Extracted data entries
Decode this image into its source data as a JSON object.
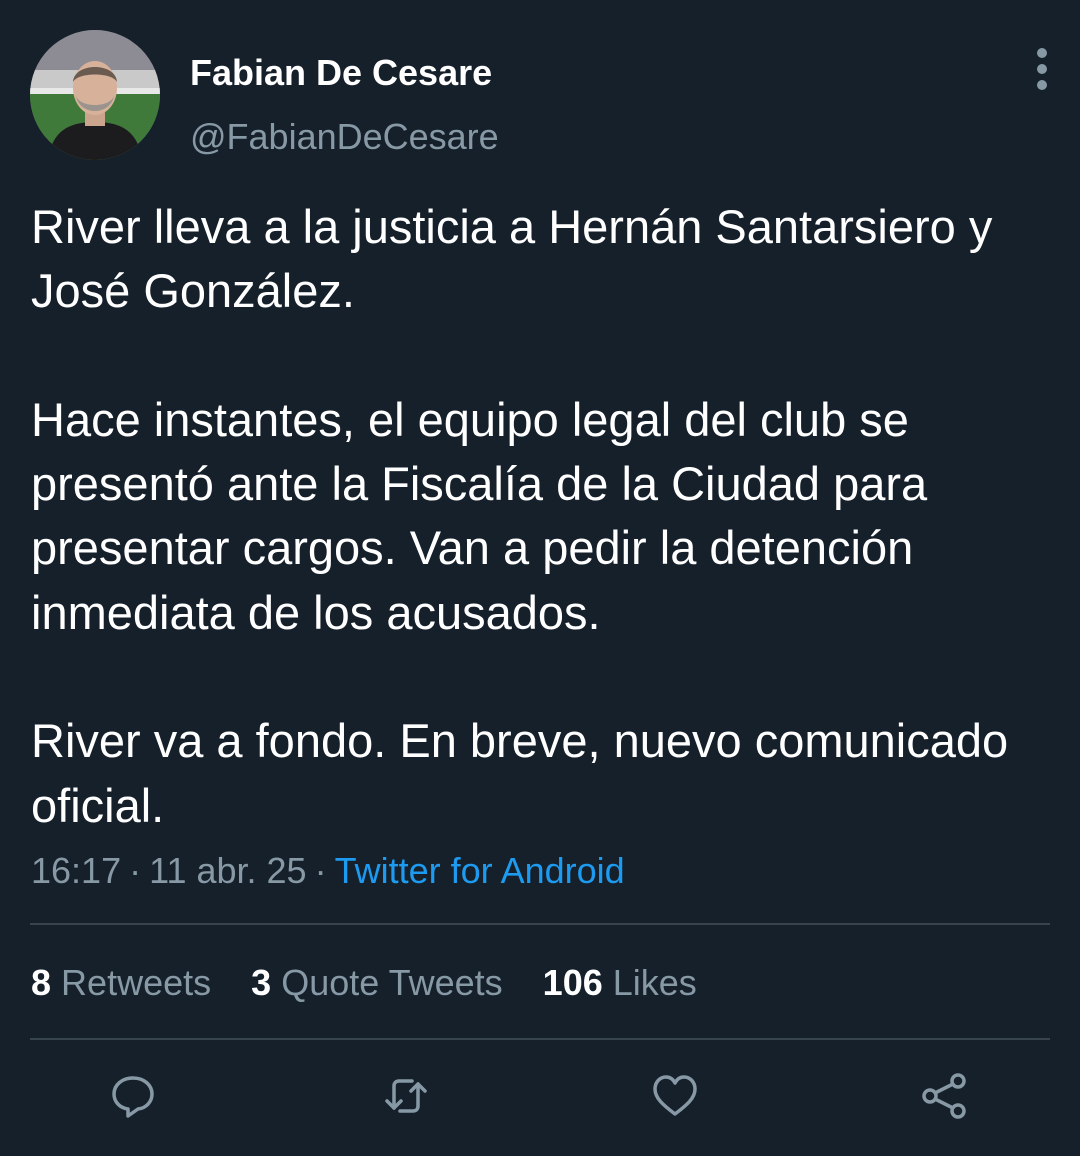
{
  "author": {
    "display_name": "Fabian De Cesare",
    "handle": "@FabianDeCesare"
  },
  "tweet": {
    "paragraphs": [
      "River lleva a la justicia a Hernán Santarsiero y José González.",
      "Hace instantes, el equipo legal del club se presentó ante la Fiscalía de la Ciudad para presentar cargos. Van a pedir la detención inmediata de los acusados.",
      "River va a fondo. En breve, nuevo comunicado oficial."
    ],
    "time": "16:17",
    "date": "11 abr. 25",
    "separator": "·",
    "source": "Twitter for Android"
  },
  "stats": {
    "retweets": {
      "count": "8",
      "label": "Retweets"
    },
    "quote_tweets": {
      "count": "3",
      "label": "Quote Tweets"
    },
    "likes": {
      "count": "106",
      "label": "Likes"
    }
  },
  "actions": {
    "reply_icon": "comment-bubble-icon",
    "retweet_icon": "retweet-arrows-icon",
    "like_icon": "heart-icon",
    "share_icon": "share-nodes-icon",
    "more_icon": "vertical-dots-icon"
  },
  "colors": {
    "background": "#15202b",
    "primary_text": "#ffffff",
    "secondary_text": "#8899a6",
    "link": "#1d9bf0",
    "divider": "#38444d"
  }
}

_Goal:_ Check each line of the data above for the string "icon", then report how many lines have it, with no other words.

_Written answer:_ 5